Rows from a figure dataset:
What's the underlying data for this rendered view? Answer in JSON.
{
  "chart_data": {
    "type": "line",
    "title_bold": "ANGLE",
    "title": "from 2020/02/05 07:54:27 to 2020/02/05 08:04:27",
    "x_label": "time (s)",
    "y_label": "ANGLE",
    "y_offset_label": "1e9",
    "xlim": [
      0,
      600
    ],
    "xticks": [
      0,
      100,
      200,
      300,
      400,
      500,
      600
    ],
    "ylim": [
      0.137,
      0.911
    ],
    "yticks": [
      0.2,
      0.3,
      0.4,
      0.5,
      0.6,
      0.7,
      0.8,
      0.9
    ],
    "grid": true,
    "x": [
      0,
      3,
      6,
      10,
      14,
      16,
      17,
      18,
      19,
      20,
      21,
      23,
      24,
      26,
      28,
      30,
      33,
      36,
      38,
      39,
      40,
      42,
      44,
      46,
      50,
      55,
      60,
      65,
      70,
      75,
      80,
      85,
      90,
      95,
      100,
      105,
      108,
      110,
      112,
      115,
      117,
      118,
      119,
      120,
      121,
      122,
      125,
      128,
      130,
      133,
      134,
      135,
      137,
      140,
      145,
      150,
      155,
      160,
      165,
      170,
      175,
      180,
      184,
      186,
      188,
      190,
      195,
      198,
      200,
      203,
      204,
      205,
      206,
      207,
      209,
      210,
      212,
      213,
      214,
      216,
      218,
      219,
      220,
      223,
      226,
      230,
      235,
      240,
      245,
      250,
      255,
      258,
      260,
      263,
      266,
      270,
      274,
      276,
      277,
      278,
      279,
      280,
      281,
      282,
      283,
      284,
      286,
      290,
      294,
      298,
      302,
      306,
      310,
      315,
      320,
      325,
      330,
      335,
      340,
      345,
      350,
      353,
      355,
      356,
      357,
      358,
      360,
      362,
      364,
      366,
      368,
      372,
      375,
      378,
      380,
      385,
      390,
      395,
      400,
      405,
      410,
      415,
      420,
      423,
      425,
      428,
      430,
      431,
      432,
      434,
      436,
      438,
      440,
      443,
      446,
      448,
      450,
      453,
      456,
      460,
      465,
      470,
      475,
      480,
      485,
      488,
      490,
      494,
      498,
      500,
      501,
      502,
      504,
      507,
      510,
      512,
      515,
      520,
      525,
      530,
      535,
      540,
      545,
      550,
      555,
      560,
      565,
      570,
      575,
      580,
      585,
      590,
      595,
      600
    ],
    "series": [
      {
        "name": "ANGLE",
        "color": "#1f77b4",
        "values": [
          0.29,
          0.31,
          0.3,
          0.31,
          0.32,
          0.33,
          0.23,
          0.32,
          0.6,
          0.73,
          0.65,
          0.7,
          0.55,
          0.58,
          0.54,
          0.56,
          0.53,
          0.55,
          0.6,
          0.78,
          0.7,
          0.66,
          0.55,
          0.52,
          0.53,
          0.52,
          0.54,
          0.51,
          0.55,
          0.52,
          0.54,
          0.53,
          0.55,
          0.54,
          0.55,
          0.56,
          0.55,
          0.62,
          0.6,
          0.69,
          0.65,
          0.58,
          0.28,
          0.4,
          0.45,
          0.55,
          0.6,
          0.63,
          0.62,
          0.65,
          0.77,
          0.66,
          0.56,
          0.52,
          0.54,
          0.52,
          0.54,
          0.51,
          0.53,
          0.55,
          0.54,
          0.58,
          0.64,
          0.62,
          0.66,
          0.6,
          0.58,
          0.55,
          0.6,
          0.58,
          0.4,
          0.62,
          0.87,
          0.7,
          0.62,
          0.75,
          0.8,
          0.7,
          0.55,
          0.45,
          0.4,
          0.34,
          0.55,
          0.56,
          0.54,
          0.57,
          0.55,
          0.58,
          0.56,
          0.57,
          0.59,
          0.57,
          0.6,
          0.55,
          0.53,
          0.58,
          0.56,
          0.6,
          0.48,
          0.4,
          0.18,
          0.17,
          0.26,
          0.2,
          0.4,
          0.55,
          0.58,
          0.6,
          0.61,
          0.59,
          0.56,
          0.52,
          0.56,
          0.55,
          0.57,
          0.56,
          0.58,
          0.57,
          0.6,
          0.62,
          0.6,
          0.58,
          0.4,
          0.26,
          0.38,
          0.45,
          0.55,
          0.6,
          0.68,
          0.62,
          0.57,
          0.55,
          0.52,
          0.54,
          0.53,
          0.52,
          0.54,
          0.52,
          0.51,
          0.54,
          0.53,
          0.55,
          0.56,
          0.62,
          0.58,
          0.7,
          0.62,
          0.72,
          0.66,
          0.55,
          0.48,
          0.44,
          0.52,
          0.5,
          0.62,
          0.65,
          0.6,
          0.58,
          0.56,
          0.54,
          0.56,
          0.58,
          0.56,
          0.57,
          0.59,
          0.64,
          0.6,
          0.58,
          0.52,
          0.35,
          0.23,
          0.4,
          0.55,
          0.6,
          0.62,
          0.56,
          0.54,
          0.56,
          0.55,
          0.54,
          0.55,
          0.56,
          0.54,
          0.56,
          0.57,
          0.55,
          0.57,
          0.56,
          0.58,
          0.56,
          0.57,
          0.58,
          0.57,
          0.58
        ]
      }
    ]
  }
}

EXERCISE: Among the records above, find each line holding the string "ANGLE" and pull it out.

TASK RESPONSE:
    "title_bold": "ANGLE",
    "y_label": "ANGLE",
        "name": "ANGLE",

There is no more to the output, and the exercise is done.